# Saved entries:
⁂

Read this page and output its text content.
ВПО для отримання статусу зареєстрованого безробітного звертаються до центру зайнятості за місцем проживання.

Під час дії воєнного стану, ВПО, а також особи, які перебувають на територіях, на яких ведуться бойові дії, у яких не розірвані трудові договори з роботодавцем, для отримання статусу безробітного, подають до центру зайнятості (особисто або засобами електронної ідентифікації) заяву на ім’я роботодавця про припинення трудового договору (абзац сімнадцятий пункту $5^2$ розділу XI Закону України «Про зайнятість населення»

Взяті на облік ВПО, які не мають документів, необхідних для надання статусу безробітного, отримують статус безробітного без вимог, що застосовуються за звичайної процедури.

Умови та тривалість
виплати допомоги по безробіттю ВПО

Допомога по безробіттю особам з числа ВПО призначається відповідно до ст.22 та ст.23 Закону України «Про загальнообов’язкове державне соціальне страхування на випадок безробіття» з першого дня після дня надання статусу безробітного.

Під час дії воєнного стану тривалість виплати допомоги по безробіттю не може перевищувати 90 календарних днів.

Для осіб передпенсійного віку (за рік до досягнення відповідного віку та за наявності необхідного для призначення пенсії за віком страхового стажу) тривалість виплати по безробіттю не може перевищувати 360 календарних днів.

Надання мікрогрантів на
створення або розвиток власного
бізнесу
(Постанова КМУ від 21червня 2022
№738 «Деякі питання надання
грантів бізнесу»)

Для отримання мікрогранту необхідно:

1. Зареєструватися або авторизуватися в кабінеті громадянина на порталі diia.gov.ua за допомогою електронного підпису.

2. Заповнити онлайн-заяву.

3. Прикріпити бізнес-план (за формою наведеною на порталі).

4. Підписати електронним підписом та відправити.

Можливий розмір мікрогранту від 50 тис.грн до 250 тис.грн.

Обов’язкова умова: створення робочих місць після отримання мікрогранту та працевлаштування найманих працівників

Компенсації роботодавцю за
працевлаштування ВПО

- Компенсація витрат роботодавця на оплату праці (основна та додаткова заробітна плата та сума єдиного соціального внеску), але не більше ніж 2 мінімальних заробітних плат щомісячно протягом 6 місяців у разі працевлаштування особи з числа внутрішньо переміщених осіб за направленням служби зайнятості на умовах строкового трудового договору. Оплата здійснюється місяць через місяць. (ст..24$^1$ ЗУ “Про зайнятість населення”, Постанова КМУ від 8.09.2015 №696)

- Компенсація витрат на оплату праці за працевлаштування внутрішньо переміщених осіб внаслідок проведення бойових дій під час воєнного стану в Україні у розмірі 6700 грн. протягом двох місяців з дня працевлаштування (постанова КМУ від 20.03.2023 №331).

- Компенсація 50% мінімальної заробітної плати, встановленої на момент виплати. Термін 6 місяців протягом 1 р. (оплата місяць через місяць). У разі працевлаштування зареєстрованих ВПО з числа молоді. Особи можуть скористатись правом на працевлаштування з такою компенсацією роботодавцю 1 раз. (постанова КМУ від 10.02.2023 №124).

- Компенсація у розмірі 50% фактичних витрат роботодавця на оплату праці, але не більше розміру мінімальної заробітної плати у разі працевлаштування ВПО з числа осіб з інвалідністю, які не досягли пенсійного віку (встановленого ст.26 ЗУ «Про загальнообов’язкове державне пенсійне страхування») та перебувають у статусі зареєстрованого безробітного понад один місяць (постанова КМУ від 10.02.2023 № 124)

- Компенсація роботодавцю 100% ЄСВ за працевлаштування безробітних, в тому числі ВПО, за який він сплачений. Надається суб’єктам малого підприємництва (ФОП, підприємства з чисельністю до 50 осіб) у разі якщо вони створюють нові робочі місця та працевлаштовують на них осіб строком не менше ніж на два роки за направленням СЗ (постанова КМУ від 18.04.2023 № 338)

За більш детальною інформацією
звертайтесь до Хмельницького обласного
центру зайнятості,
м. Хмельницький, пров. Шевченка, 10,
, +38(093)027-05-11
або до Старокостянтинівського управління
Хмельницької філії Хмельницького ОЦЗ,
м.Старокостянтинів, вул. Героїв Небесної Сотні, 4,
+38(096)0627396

⁂

# Aim:
Take every line from the data above that holds "зареєстрованого" and copy it out.

# Finished exercise:
ВПО для отримання статусу зареєстрованого безробітного звертаються до центру зайнятості за місцем проживання.
- Компенсація у розмірі 50% фактичних витрат роботодавця на оплату праці, але не більше розміру мінімальної заробітної плати у разі працевлаштування ВПО з числа осіб з інвалідністю, які не досягли пенсійного віку (встановленого ст.26 ЗУ «Про загальнообов’язкове державне пенсійне страхування») та перебувають у статусі зареєстрованого безробітного понад один місяць (постанова КМУ від 10.02.2023 № 124)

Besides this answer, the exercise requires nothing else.